To be done: All lines from the one containing "OCR this image." through the last line of the listing below are to be copied exactly. Exclude the pictures.

Saved data entries
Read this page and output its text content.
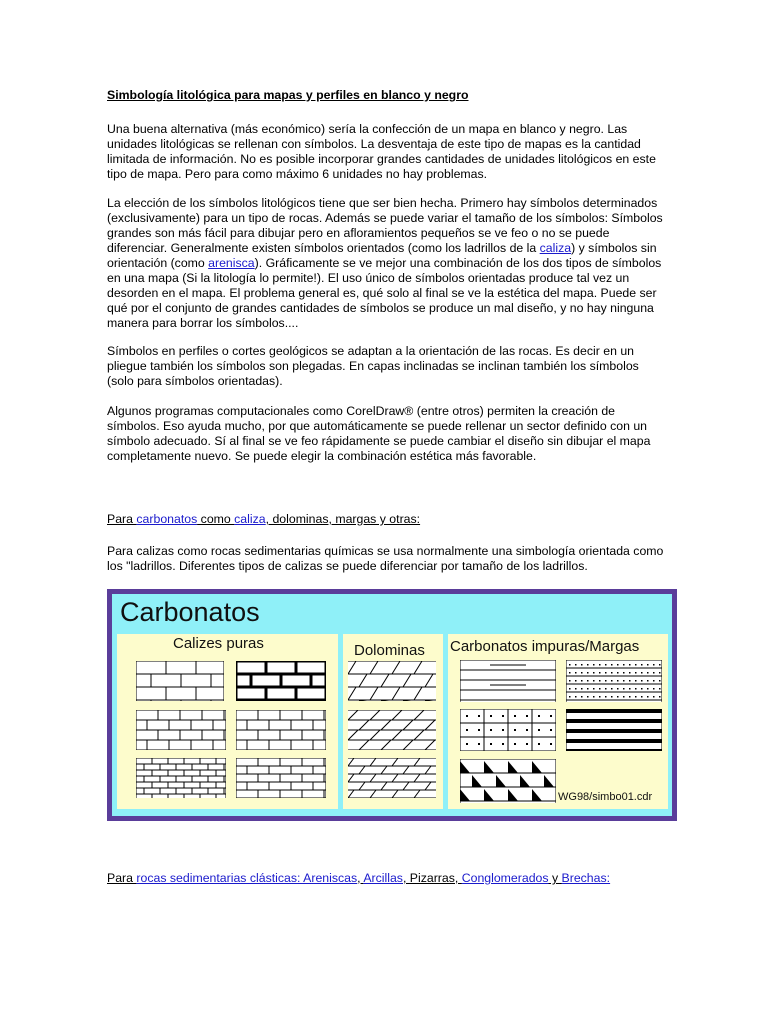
Simbología litológica para mapas y perfiles en blanco y negro

Una buena alternativa (más económico) sería la confección de un mapa en blanco y negro. Las unidades litológicas se rellenan con símbolos. La desventaja de este tipo de mapas es la cantidad limitada de información. No es posible incorporar grandes cantidades de unidades litológicos en este tipo de mapa. Pero para como máximo 6 unidades no hay problemas.

La elección de los símbolos litológicos tiene que ser bien hecha. Primero hay símbolos determinados (exclusivamente) para un tipo de rocas. Además se puede variar el tamaño de los símbolos: Símbolos grandes son más fácil para dibujar pero en afloramientos pequeños se ve feo o no se puede diferenciar. Generalmente existen símbolos orientados (como los ladrillos de la caliza) y símbolos sin orientación (como arenisca). Gráficamente se ve mejor una combinación de los dos tipos de símbolos en una mapa (Si la litología lo permite!). El uso único de símbolos orientadas produce tal vez un desorden en el mapa. El problema general es, qué solo al final se ve la estética del mapa. Puede ser qué por el conjunto de grandes cantidades de símbolos se produce un mal diseño, y no hay ninguna manera para borrar los símbolos....

Símbolos en perfiles o cortes geológicos se adaptan a la orientación de las rocas. Es decir en un pliegue también los símbolos son plegadas. En capas inclinadas se inclinan también los símbolos (solo para símbolos orientadas).

Algunos programas computacionales como CorelDraw® (entre otros) permiten la creación de símbolos. Eso ayuda mucho, por que automáticamente se puede rellenar un sector definido con un símbolo adecuado. Sí al final se ve feo rápidamente se puede cambiar el diseño sin dibujar el mapa completamente nuevo. Se puede elegir la combinación estética más favorable.

Para carbonatos como caliza, dolominas, margas y otras:

Para calizas como rocas sedimentarias químicas se usa normalmente una simbología orientada como los "ladrillos. Diferentes tipos de calizas se puede diferenciar por tamaño de los ladrillos.

Carbonatos
Calizes puras	Dolominas Carbonatos impuras/Margas
WG98/simbo01.cdr

Para rocas sedimentarias clásticas: Areniscas, Arcillas, Pizarras, Conglomerados y Brechas:
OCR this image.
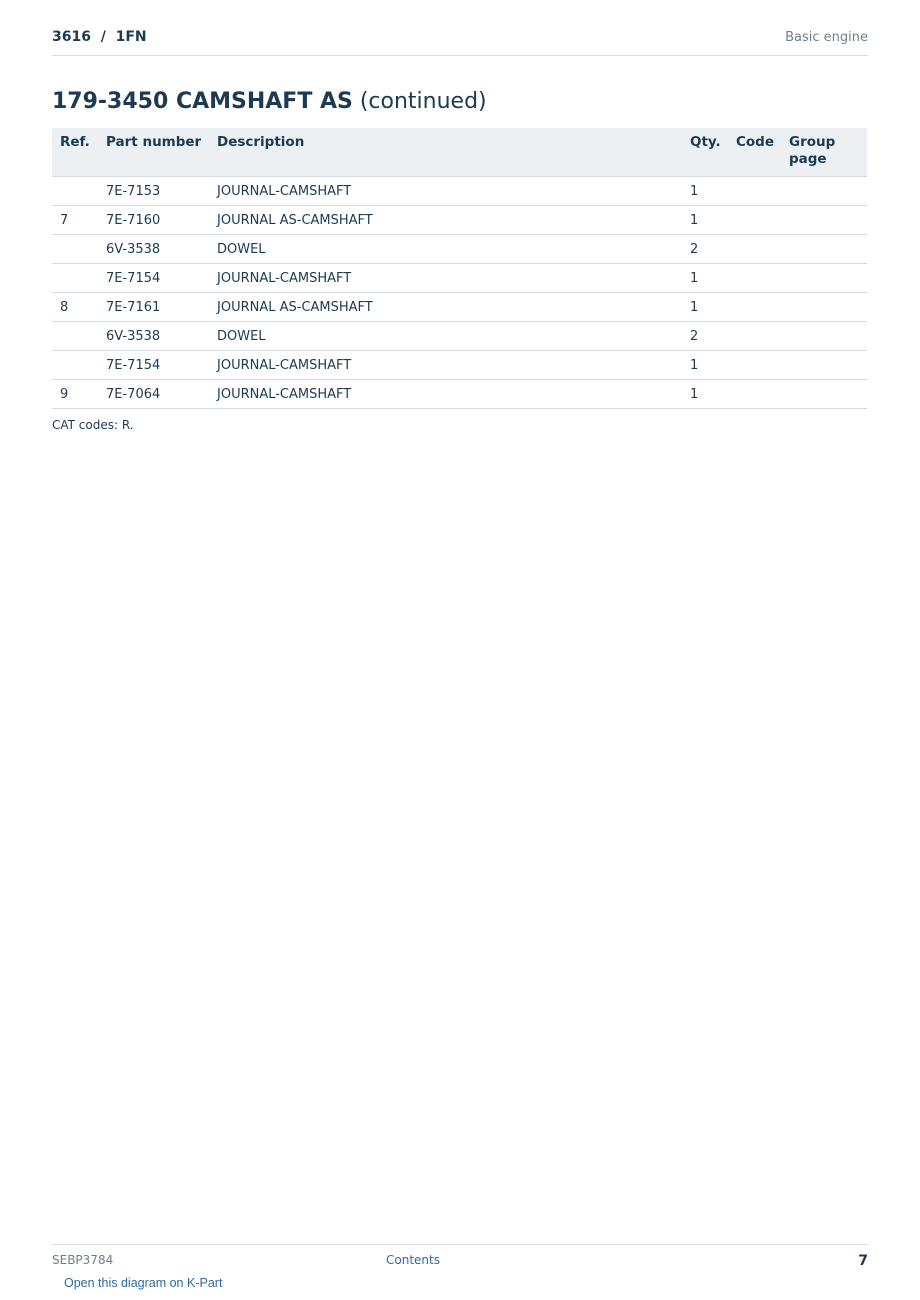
3616  /  1FN	Basic engine
179-3450 CAMSHAFT AS (continued)
Ref.	Part number	Description	Qty.	Code	Group page
	7E-7153	JOURNAL-CAMSHAFT	1		
7	7E-7160	JOURNAL AS-CAMSHAFT	1		
	6V-3538	DOWEL	2		
	7E-7154	JOURNAL-CAMSHAFT	1		
8	7E-7161	JOURNAL AS-CAMSHAFT	1		
	6V-3538	DOWEL	2		
	7E-7154	JOURNAL-CAMSHAFT	1		
9	7E-7064	JOURNAL-CAMSHAFT	1		
CAT codes: R.
SEBP3784	Contents	7
Open this diagram on K-Part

Exercise solution:
OCR this image.
3616  /  1FN	Basic engine
179-3450 CAMSHAFT AS (continued)
Ref.	Part number	Description	Qty.	Code	Group page
	7E-7153	JOURNAL-CAMSHAFT	1		
7	7E-7160	JOURNAL AS-CAMSHAFT	1		
	6V-3538	DOWEL	2		
	7E-7154	JOURNAL-CAMSHAFT	1		
8	7E-7161	JOURNAL AS-CAMSHAFT	1		
	6V-3538	DOWEL	2		
	7E-7154	JOURNAL-CAMSHAFT	1		
9	7E-7064	JOURNAL-CAMSHAFT	1		
CAT codes: R.
SEBP3784	Contents	7
Open this diagram on K-Part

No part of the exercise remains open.